===== DATA SUPPLIED
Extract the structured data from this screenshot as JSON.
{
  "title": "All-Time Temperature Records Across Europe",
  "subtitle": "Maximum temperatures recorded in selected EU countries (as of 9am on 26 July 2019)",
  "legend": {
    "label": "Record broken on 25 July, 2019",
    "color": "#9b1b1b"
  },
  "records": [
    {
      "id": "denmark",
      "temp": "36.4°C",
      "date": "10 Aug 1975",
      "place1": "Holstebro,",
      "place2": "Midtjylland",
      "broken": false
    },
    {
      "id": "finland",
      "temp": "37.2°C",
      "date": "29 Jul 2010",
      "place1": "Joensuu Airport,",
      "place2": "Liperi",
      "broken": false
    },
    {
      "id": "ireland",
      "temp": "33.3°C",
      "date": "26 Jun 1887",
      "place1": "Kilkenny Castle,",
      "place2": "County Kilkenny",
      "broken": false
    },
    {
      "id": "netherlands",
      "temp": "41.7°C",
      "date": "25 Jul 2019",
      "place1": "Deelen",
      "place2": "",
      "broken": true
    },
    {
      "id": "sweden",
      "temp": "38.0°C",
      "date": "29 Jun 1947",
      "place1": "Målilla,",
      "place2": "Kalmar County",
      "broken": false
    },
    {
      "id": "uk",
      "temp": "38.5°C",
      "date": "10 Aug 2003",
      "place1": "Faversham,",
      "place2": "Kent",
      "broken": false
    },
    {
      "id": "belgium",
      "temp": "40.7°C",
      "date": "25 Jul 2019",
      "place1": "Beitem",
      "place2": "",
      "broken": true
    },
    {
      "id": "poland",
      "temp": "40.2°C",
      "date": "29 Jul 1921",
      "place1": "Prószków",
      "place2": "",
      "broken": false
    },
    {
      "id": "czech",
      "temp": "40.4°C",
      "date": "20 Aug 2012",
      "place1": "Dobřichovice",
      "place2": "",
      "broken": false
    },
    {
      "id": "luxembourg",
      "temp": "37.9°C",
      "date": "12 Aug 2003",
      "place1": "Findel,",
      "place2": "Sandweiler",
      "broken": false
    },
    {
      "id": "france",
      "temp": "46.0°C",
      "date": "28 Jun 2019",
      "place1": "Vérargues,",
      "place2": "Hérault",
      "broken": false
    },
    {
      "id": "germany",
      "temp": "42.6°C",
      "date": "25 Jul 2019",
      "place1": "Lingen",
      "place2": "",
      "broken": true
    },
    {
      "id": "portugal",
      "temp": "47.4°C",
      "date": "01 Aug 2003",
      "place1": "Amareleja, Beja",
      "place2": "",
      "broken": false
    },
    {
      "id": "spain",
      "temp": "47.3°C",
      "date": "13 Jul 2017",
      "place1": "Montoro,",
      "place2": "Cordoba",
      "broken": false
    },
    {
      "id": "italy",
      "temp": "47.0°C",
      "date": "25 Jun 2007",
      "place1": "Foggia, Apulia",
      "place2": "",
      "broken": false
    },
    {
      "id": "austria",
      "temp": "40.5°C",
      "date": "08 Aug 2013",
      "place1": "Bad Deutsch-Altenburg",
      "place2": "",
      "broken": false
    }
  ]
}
==========
Pick out every line with the string "County" and copy it.

      "place2": "County Kilkenny",
      "place2": "Kalmar County",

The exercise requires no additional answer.